>>>>>

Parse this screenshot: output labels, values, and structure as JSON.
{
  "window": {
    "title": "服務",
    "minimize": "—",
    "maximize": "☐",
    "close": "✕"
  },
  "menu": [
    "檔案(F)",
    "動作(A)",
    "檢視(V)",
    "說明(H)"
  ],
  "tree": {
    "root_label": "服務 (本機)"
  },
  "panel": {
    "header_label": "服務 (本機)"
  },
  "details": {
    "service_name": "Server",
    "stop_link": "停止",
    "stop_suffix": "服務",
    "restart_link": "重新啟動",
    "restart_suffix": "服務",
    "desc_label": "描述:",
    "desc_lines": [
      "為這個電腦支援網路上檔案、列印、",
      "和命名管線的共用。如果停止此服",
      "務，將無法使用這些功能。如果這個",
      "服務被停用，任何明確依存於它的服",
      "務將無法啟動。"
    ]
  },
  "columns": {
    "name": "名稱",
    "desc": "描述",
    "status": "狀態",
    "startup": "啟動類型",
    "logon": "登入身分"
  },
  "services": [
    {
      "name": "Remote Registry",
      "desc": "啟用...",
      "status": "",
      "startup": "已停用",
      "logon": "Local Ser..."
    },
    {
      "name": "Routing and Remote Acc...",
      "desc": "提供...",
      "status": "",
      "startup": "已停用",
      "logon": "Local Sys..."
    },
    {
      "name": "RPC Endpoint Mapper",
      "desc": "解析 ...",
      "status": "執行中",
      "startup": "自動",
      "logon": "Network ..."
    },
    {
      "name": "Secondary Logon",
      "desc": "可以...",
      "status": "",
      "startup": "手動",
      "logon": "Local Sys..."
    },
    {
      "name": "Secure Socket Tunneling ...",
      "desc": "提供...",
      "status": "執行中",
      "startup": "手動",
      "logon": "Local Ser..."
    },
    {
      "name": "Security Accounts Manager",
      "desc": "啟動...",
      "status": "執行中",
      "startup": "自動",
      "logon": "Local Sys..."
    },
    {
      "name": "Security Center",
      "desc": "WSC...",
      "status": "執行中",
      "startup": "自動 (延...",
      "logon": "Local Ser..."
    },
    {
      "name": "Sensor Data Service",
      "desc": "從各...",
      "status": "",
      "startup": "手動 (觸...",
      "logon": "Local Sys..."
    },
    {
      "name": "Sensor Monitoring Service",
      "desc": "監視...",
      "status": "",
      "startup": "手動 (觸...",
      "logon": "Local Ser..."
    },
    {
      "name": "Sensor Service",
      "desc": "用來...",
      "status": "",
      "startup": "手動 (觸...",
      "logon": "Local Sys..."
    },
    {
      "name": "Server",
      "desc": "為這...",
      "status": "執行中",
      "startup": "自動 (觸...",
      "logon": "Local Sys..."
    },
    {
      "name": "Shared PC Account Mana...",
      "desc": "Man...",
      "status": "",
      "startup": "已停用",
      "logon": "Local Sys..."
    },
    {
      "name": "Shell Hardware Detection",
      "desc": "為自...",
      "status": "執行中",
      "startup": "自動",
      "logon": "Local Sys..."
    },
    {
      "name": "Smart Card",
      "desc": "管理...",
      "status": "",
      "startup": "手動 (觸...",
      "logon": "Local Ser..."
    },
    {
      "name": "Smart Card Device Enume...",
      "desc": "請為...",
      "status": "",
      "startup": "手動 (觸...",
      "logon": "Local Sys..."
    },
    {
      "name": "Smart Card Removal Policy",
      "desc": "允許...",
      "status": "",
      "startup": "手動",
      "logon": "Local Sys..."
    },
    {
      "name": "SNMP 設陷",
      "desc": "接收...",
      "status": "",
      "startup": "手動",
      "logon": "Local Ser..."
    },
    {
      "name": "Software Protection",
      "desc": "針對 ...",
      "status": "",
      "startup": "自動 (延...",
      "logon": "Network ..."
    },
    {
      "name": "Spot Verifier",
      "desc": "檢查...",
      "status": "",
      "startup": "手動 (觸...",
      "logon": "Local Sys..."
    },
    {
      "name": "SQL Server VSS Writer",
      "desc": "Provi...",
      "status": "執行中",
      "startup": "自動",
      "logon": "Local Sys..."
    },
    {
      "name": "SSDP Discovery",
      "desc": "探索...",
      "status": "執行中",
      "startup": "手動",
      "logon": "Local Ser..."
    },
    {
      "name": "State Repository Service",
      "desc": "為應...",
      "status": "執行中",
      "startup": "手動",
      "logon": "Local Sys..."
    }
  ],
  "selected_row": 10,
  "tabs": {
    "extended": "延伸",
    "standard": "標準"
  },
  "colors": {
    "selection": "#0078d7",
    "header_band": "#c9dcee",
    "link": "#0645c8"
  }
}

<<<<<

● Your instructions
Each line of the listing should be echoed back exactly.

● Result for this exercise
Parse this screenshot: output labels, values, and structure as JSON.
{
  "window": {
    "title": "服務",
    "minimize": "—",
    "maximize": "☐",
    "close": "✕"
  },
  "menu": [
    "檔案(F)",
    "動作(A)",
    "檢視(V)",
    "說明(H)"
  ],
  "tree": {
    "root_label": "服務 (本機)"
  },
  "panel": {
    "header_label": "服務 (本機)"
  },
  "details": {
    "service_name": "Server",
    "stop_link": "停止",
    "stop_suffix": "服務",
    "restart_link": "重新啟動",
    "restart_suffix": "服務",
    "desc_label": "描述:",
    "desc_lines": [
      "為這個電腦支援網路上檔案、列印、",
      "和命名管線的共用。如果停止此服",
      "務，將無法使用這些功能。如果這個",
      "服務被停用，任何明確依存於它的服",
      "務將無法啟動。"
    ]
  },
  "columns": {
    "name": "名稱",
    "desc": "描述",
    "status": "狀態",
    "startup": "啟動類型",
    "logon": "登入身分"
  },
  "services": [
    {
      "name": "Remote Registry",
      "desc": "啟用...",
      "status": "",
      "startup": "已停用",
      "logon": "Local Ser..."
    },
    {
      "name": "Routing and Remote Acc...",
      "desc": "提供...",
      "status": "",
      "startup": "已停用",
      "logon": "Local Sys..."
    },
    {
      "name": "RPC Endpoint Mapper",
      "desc": "解析 ...",
      "status": "執行中",
      "startup": "自動",
      "logon": "Network ..."
    },
    {
      "name": "Secondary Logon",
      "desc": "可以...",
      "status": "",
      "startup": "手動",
      "logon": "Local Sys..."
    },
    {
      "name": "Secure Socket Tunneling ...",
      "desc": "提供...",
      "status": "執行中",
      "startup": "手動",
      "logon": "Local Ser..."
    },
    {
      "name": "Security Accounts Manager",
      "desc": "啟動...",
      "status": "執行中",
      "startup": "自動",
      "logon": "Local Sys..."
    },
    {
      "name": "Security Center",
      "desc": "WSC...",
      "status": "執行中",
      "startup": "自動 (延...",
      "logon": "Local Ser..."
    },
    {
      "name": "Sensor Data Service",
      "desc": "從各...",
      "status": "",
      "startup": "手動 (觸...",
      "logon": "Local Sys..."
    },
    {
      "name": "Sensor Monitoring Service",
      "desc": "監視...",
      "status": "",
      "startup": "手動 (觸...",
      "logon": "Local Ser..."
    },
    {
      "name": "Sensor Service",
      "desc": "用來...",
      "status": "",
      "startup": "手動 (觸...",
      "logon": "Local Sys..."
    },
    {
      "name": "Server",
      "desc": "為這...",
      "status": "執行中",
      "startup": "自動 (觸...",
      "logon": "Local Sys..."
    },
    {
      "name": "Shared PC Account Mana...",
      "desc": "Man...",
      "status": "",
      "startup": "已停用",
      "logon": "Local Sys..."
    },
    {
      "name": "Shell Hardware Detection",
      "desc": "為自...",
      "status": "執行中",
      "startup": "自動",
      "logon": "Local Sys..."
    },
    {
      "name": "Smart Card",
      "desc": "管理...",
      "status": "",
      "startup": "手動 (觸...",
      "logon": "Local Ser..."
    },
    {
      "name": "Smart Card Device Enume...",
      "desc": "請為...",
      "status": "",
      "startup": "手動 (觸...",
      "logon": "Local Sys..."
    },
    {
      "name": "Smart Card Removal Policy",
      "desc": "允許...",
      "status": "",
      "startup": "手動",
      "logon": "Local Sys..."
    },
    {
      "name": "SNMP 設陷",
      "desc": "接收...",
      "status": "",
      "startup": "手動",
      "logon": "Local Ser..."
    },
    {
      "name": "Software Protection",
      "desc": "針對 ...",
      "status": "",
      "startup": "自動 (延...",
      "logon": "Network ..."
    },
    {
      "name": "Spot Verifier",
      "desc": "檢查...",
      "status": "",
      "startup": "手動 (觸...",
      "logon": "Local Sys..."
    },
    {
      "name": "SQL Server VSS Writer",
      "desc": "Provi...",
      "status": "執行中",
      "startup": "自動",
      "logon": "Local Sys..."
    },
    {
      "name": "SSDP Discovery",
      "desc": "探索...",
      "status": "執行中",
      "startup": "手動",
      "logon": "Local Ser..."
    },
    {
      "name": "State Repository Service",
      "desc": "為應...",
      "status": "執行中",
      "startup": "手動",
      "logon": "Local Sys..."
    }
  ],
  "selected_row": 10,
  "tabs": {
    "extended": "延伸",
    "standard": "標準"
  },
  "colors": {
    "selection": "#0078d7",
    "header_band": "#c9dcee",
    "link": "#0645c8"
  }
}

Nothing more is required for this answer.